GIVEN REQUEST: Only the number is wanted: how many lines contain the word "бюджета"?
━━ TASK INPUT
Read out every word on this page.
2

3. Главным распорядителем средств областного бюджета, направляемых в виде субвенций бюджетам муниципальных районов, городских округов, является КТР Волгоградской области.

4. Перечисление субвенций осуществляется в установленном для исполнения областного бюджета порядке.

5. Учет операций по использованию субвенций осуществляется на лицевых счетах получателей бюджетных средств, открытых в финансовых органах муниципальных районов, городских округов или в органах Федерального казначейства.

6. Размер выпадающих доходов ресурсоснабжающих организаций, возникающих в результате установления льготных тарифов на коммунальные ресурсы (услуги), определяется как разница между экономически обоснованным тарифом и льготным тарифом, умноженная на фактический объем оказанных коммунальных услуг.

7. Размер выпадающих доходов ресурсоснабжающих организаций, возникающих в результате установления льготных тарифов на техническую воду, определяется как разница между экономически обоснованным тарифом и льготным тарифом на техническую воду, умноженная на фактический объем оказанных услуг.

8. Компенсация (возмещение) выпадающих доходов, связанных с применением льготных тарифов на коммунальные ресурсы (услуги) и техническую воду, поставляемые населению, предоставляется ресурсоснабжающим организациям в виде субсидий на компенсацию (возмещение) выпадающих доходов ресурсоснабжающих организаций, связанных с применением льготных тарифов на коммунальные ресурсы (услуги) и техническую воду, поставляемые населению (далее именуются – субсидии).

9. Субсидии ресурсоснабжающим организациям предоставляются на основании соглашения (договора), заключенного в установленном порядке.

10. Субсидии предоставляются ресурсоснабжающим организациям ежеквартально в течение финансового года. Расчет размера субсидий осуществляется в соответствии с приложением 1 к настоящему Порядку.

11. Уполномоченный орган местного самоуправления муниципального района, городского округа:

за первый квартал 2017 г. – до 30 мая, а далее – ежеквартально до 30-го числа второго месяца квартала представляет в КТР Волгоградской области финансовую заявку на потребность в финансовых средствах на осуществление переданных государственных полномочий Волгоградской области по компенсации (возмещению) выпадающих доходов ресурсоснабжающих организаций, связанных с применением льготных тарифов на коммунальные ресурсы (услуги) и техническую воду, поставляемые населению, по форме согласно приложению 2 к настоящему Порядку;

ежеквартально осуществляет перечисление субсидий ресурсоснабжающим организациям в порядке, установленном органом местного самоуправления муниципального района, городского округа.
━━━━
━━ TASK INPUT
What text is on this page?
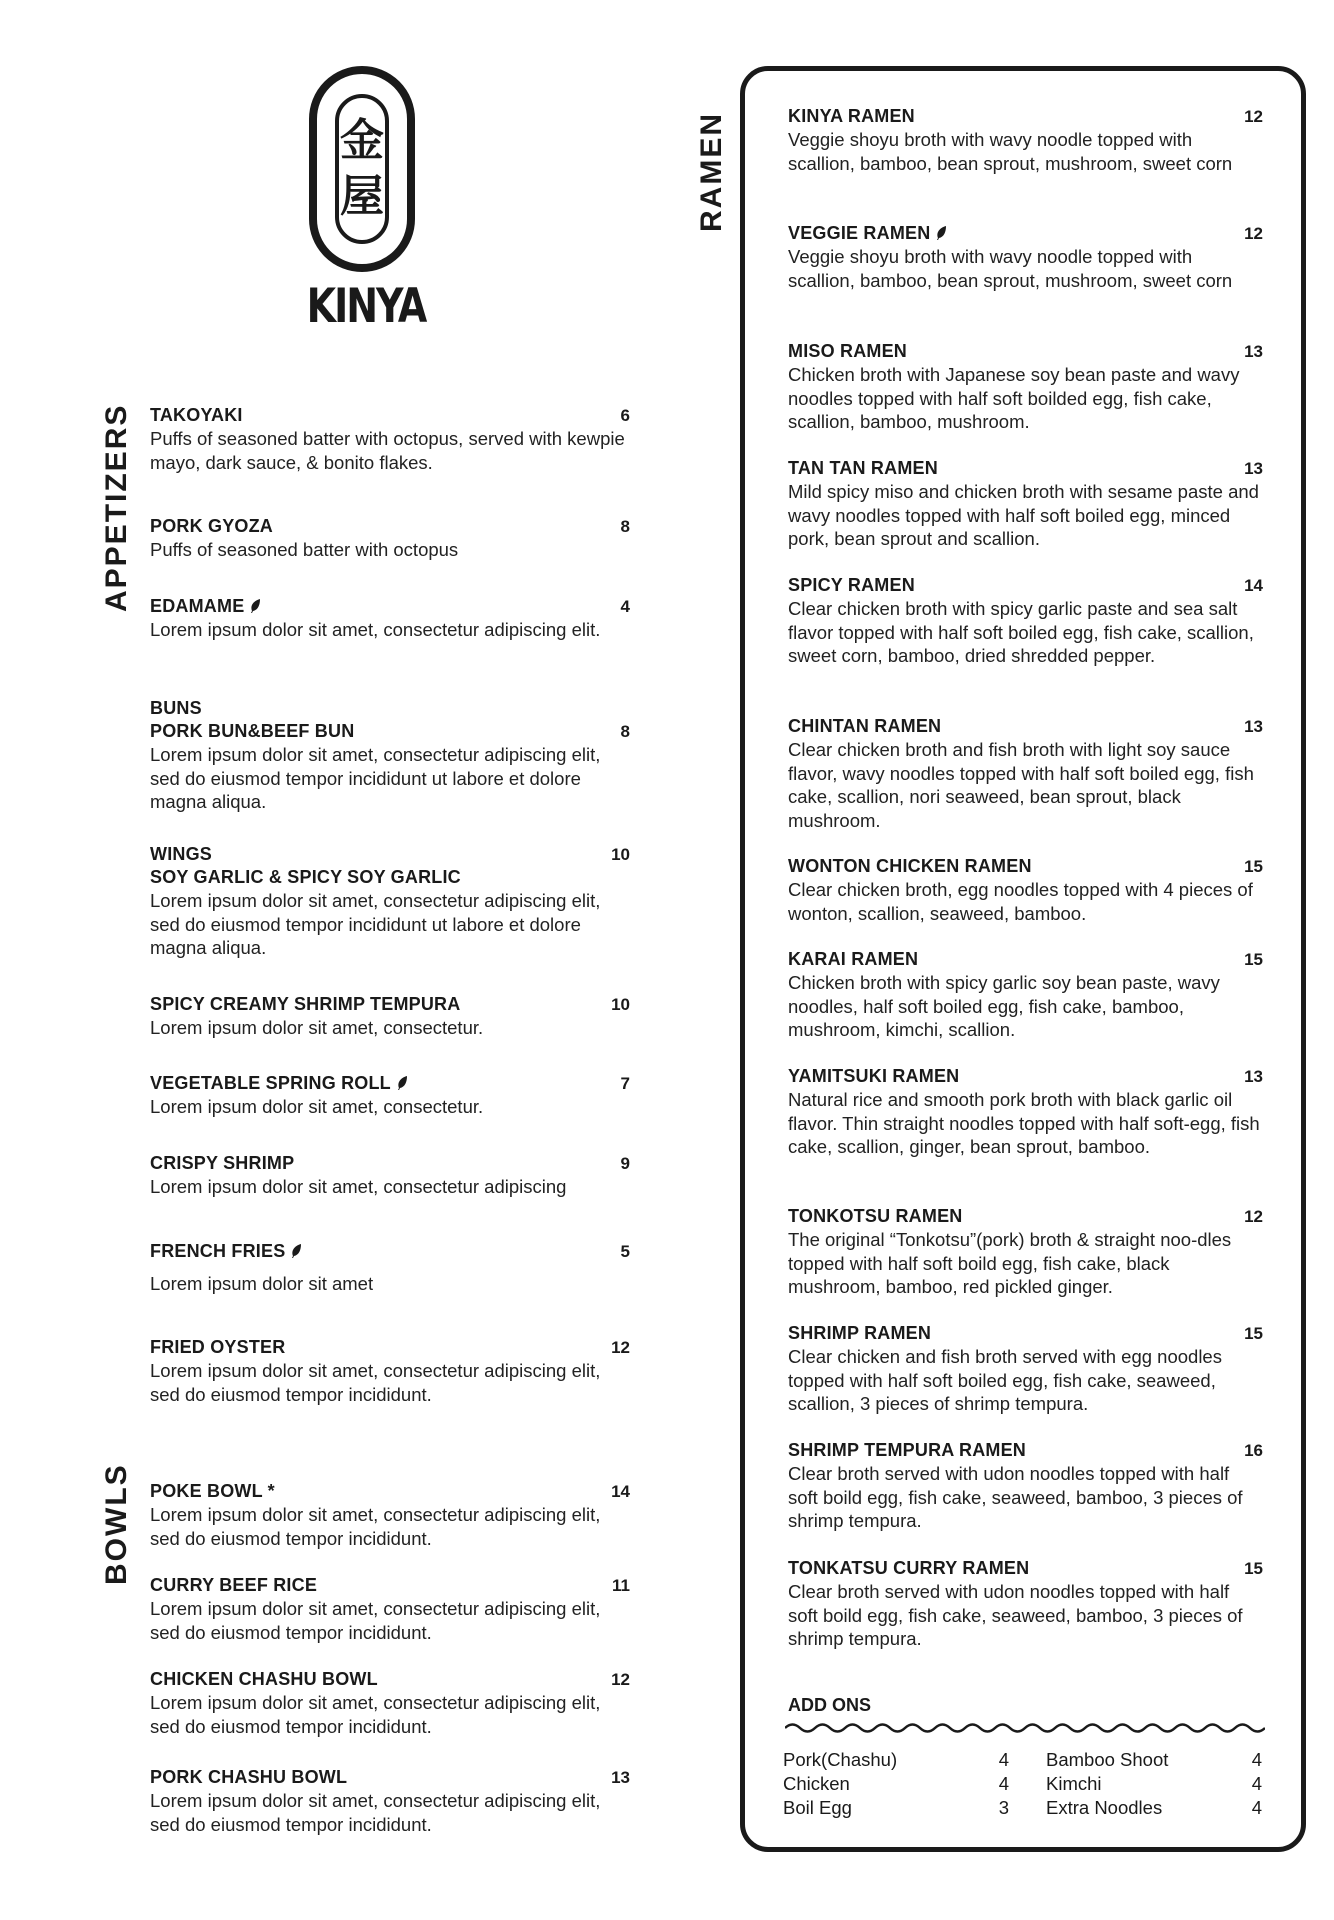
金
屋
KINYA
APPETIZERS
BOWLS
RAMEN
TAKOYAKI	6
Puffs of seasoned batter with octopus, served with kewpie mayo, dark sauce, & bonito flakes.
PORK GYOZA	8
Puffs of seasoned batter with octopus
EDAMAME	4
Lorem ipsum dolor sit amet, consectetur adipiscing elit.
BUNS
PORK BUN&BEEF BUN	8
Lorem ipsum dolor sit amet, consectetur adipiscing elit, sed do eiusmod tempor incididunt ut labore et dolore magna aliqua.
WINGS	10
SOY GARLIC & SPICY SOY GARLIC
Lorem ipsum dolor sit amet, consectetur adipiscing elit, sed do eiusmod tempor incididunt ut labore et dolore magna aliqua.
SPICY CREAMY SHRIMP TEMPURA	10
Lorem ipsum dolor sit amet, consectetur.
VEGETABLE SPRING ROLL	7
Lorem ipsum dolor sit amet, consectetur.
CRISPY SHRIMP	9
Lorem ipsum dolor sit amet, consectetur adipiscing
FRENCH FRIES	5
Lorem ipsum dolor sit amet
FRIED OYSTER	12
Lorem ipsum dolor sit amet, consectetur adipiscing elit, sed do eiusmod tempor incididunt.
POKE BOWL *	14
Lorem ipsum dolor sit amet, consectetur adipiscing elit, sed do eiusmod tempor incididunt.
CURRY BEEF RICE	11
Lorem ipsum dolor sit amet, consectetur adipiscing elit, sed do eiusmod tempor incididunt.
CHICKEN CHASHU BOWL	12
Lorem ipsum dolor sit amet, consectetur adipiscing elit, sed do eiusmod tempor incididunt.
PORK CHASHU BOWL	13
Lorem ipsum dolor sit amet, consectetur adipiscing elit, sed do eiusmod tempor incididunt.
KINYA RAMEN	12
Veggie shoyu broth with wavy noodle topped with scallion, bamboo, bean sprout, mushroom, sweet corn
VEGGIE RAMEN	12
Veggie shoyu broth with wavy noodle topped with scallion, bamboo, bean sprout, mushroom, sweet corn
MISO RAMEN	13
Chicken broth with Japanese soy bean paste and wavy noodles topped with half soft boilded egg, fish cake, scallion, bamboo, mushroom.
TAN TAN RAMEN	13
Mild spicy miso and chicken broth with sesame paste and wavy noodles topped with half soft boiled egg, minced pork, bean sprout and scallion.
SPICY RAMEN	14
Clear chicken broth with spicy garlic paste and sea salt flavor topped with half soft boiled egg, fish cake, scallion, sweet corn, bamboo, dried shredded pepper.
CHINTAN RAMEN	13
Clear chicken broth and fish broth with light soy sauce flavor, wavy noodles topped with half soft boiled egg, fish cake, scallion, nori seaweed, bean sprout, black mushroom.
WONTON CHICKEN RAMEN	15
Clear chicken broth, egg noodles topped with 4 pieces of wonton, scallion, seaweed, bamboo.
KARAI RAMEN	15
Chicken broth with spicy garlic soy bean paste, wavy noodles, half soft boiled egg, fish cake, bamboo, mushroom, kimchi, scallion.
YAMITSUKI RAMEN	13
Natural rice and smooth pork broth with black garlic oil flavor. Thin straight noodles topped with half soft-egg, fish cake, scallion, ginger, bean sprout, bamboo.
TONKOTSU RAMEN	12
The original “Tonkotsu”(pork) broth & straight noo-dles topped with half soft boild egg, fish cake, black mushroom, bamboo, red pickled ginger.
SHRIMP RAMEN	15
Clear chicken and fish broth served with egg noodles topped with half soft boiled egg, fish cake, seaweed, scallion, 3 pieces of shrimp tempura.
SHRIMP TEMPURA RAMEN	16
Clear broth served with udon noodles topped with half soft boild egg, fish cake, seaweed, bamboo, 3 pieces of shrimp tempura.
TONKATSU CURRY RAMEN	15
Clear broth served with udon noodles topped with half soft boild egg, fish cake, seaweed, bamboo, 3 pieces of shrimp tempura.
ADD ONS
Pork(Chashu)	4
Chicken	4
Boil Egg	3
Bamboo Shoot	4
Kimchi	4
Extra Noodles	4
━━━━
FINAL RESULT: 2